begin MATERIAL FOR THIS EXERCISE

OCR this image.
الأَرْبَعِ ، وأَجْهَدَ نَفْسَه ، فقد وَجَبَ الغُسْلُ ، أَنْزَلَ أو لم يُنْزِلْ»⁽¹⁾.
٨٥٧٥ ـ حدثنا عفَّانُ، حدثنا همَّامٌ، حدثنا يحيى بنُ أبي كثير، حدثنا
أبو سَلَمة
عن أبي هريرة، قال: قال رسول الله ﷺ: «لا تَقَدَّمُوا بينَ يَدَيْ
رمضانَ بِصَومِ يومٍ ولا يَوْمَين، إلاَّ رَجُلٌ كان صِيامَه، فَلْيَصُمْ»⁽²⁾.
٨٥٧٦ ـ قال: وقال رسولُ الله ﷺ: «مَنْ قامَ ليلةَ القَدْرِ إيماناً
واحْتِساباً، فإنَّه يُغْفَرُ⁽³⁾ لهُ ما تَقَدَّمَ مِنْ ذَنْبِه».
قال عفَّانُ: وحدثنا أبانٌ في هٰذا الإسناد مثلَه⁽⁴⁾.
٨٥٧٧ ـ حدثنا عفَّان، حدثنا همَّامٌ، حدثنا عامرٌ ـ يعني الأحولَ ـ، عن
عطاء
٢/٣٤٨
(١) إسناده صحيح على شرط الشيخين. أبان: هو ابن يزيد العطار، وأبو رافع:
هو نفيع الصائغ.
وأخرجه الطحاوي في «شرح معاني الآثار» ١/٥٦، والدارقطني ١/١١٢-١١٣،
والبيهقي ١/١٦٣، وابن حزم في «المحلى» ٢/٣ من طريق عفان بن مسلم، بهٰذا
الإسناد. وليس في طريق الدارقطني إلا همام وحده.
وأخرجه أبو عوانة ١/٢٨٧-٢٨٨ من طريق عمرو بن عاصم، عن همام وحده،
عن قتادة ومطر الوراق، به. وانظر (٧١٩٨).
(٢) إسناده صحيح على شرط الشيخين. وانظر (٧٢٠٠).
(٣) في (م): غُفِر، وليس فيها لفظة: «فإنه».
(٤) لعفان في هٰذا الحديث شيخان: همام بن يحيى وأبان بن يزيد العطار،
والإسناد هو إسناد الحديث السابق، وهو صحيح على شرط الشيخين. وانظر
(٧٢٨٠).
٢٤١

end MATERIAL FOR THIS EXERCISE

### AIM
Repeat the records above exactly as they appear.

### OUTPUT FOR THIS EXERCISE
OCR this image.
الأَرْبَعِ ، وأَجْهَدَ نَفْسَه ، فقد وَجَبَ الغُسْلُ ، أَنْزَلَ أو لم يُنْزِلْ»⁽¹⁾.
٨٥٧٥ ـ حدثنا عفَّانُ، حدثنا همَّامٌ، حدثنا يحيى بنُ أبي كثير، حدثنا
أبو سَلَمة
عن أبي هريرة، قال: قال رسول الله ﷺ: «لا تَقَدَّمُوا بينَ يَدَيْ
رمضانَ بِصَومِ يومٍ ولا يَوْمَين، إلاَّ رَجُلٌ كان صِيامَه، فَلْيَصُمْ»⁽²⁾.
٨٥٧٦ ـ قال: وقال رسولُ الله ﷺ: «مَنْ قامَ ليلةَ القَدْرِ إيماناً
واحْتِساباً، فإنَّه يُغْفَرُ⁽³⁾ لهُ ما تَقَدَّمَ مِنْ ذَنْبِه».
قال عفَّانُ: وحدثنا أبانٌ في هٰذا الإسناد مثلَه⁽⁴⁾.
٨٥٧٧ ـ حدثنا عفَّان، حدثنا همَّامٌ، حدثنا عامرٌ ـ يعني الأحولَ ـ، عن
عطاء
٢/٣٤٨
(١) إسناده صحيح على شرط الشيخين. أبان: هو ابن يزيد العطار، وأبو رافع:
هو نفيع الصائغ.
وأخرجه الطحاوي في «شرح معاني الآثار» ١/٥٦، والدارقطني ١/١١٢-١١٣،
والبيهقي ١/١٦٣، وابن حزم في «المحلى» ٢/٣ من طريق عفان بن مسلم، بهٰذا
الإسناد. وليس في طريق الدارقطني إلا همام وحده.
وأخرجه أبو عوانة ١/٢٨٧-٢٨٨ من طريق عمرو بن عاصم، عن همام وحده،
عن قتادة ومطر الوراق، به. وانظر (٧١٩٨).
(٢) إسناده صحيح على شرط الشيخين. وانظر (٧٢٠٠).
(٣) في (م): غُفِر، وليس فيها لفظة: «فإنه».
(٤) لعفان في هٰذا الحديث شيخان: همام بن يحيى وأبان بن يزيد العطار،
والإسناد هو إسناد الحديث السابق، وهو صحيح على شرط الشيخين. وانظر
(٧٢٨٠).
٢٤١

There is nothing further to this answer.